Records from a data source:
● ● ●
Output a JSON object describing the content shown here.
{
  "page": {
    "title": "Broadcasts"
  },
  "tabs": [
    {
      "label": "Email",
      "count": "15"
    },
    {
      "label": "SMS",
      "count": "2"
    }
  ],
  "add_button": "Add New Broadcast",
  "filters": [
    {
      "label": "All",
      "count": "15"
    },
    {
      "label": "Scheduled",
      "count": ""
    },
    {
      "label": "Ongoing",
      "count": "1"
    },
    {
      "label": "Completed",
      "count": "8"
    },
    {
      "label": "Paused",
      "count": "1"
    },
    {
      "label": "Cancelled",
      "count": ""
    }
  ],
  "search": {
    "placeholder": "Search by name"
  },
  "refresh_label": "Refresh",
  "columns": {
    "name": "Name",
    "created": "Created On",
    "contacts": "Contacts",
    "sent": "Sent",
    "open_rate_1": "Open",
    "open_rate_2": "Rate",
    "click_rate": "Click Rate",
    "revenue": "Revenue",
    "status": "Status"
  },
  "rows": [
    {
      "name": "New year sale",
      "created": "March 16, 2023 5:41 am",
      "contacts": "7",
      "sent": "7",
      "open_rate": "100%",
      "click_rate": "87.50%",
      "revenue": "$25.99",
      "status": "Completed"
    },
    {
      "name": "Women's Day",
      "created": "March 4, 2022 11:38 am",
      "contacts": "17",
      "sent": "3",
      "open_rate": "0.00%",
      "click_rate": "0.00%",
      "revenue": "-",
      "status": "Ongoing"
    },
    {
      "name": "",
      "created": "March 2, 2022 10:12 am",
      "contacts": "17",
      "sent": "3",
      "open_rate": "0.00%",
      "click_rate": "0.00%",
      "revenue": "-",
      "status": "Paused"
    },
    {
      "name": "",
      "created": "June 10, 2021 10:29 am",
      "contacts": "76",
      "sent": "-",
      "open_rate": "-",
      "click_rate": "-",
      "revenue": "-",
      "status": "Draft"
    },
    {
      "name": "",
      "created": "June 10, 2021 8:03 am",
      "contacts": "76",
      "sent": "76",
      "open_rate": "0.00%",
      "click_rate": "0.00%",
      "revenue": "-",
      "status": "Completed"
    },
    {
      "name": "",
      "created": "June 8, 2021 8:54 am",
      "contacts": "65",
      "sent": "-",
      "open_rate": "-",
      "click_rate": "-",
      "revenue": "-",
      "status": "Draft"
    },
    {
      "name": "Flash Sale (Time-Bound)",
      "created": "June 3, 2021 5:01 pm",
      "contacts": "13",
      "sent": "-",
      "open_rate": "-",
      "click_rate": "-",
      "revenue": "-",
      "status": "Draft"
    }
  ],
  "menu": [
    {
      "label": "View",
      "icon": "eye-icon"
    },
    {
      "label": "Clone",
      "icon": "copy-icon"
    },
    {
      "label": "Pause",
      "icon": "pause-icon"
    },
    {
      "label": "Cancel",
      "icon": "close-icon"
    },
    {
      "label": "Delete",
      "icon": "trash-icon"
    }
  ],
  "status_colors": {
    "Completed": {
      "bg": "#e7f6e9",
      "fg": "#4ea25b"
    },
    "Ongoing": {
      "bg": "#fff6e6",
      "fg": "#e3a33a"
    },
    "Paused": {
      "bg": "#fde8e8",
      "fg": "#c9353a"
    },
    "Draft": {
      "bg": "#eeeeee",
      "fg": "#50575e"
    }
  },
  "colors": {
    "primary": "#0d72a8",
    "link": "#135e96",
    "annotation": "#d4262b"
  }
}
● ● ●
_Stated exercise_
Repeat back the data above, exact to the last character.

_Written reply_
Output a JSON object describing the content shown here.
{
  "page": {
    "title": "Broadcasts"
  },
  "tabs": [
    {
      "label": "Email",
      "count": "15"
    },
    {
      "label": "SMS",
      "count": "2"
    }
  ],
  "add_button": "Add New Broadcast",
  "filters": [
    {
      "label": "All",
      "count": "15"
    },
    {
      "label": "Scheduled",
      "count": ""
    },
    {
      "label": "Ongoing",
      "count": "1"
    },
    {
      "label": "Completed",
      "count": "8"
    },
    {
      "label": "Paused",
      "count": "1"
    },
    {
      "label": "Cancelled",
      "count": ""
    }
  ],
  "search": {
    "placeholder": "Search by name"
  },
  "refresh_label": "Refresh",
  "columns": {
    "name": "Name",
    "created": "Created On",
    "contacts": "Contacts",
    "sent": "Sent",
    "open_rate_1": "Open",
    "open_rate_2": "Rate",
    "click_rate": "Click Rate",
    "revenue": "Revenue",
    "status": "Status"
  },
  "rows": [
    {
      "name": "New year sale",
      "created": "March 16, 2023 5:41 am",
      "contacts": "7",
      "sent": "7",
      "open_rate": "100%",
      "click_rate": "87.50%",
      "revenue": "$25.99",
      "status": "Completed"
    },
    {
      "name": "Women's Day",
      "created": "March 4, 2022 11:38 am",
      "contacts": "17",
      "sent": "3",
      "open_rate": "0.00%",
      "click_rate": "0.00%",
      "revenue": "-",
      "status": "Ongoing"
    },
    {
      "name": "",
      "created": "March 2, 2022 10:12 am",
      "contacts": "17",
      "sent": "3",
      "open_rate": "0.00%",
      "click_rate": "0.00%",
      "revenue": "-",
      "status": "Paused"
    },
    {
      "name": "",
      "created": "June 10, 2021 10:29 am",
      "contacts": "76",
      "sent": "-",
      "open_rate": "-",
      "click_rate": "-",
      "revenue": "-",
      "status": "Draft"
    },
    {
      "name": "",
      "created": "June 10, 2021 8:03 am",
      "contacts": "76",
      "sent": "76",
      "open_rate": "0.00%",
      "click_rate": "0.00%",
      "revenue": "-",
      "status": "Completed"
    },
    {
      "name": "",
      "created": "June 8, 2021 8:54 am",
      "contacts": "65",
      "sent": "-",
      "open_rate": "-",
      "click_rate": "-",
      "revenue": "-",
      "status": "Draft"
    },
    {
      "name": "Flash Sale (Time-Bound)",
      "created": "June 3, 2021 5:01 pm",
      "contacts": "13",
      "sent": "-",
      "open_rate": "-",
      "click_rate": "-",
      "revenue": "-",
      "status": "Draft"
    }
  ],
  "menu": [
    {
      "label": "View",
      "icon": "eye-icon"
    },
    {
      "label": "Clone",
      "icon": "copy-icon"
    },
    {
      "label": "Pause",
      "icon": "pause-icon"
    },
    {
      "label": "Cancel",
      "icon": "close-icon"
    },
    {
      "label": "Delete",
      "icon": "trash-icon"
    }
  ],
  "status_colors": {
    "Completed": {
      "bg": "#e7f6e9",
      "fg": "#4ea25b"
    },
    "Ongoing": {
      "bg": "#fff6e6",
      "fg": "#e3a33a"
    },
    "Paused": {
      "bg": "#fde8e8",
      "fg": "#c9353a"
    },
    "Draft": {
      "bg": "#eeeeee",
      "fg": "#50575e"
    }
  },
  "colors": {
    "primary": "#0d72a8",
    "link": "#135e96",
    "annotation": "#d4262b"
  }
}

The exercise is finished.